-- start --
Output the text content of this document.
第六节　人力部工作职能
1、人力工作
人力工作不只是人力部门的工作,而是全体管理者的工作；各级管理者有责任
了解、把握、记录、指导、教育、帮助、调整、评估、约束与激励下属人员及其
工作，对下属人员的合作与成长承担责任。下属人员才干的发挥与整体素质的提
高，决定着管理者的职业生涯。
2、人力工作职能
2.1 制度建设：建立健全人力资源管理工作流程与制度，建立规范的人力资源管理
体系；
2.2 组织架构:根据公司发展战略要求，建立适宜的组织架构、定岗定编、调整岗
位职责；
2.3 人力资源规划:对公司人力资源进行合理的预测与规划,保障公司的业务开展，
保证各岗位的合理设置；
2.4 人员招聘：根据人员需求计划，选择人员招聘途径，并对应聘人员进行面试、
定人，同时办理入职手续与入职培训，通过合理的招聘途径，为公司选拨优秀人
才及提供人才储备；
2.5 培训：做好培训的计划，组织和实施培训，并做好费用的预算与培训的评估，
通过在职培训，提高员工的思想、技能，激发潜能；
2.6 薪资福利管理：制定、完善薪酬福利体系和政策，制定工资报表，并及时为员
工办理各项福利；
-- end --
• **Description of the task**: Nothing should be left out: repeat all of the data exactly.

• **Exercise result**:
Output the text content of this document.
第六节　人力部工作职能
1、人力工作
人力工作不只是人力部门的工作,而是全体管理者的工作；各级管理者有责任
了解、把握、记录、指导、教育、帮助、调整、评估、约束与激励下属人员及其
工作，对下属人员的合作与成长承担责任。下属人员才干的发挥与整体素质的提
高，决定着管理者的职业生涯。
2、人力工作职能
2.1 制度建设：建立健全人力资源管理工作流程与制度，建立规范的人力资源管理
体系；
2.2 组织架构:根据公司发展战略要求，建立适宜的组织架构、定岗定编、调整岗
位职责；
2.3 人力资源规划:对公司人力资源进行合理的预测与规划,保障公司的业务开展，
保证各岗位的合理设置；
2.4 人员招聘：根据人员需求计划，选择人员招聘途径，并对应聘人员进行面试、
定人，同时办理入职手续与入职培训，通过合理的招聘途径，为公司选拨优秀人
才及提供人才储备；
2.5 培训：做好培训的计划，组织和实施培训，并做好费用的预算与培训的评估，
通过在职培训，提高员工的思想、技能，激发潜能；
2.6 薪资福利管理：制定、完善薪酬福利体系和政策，制定工资报表，并及时为员
工办理各项福利；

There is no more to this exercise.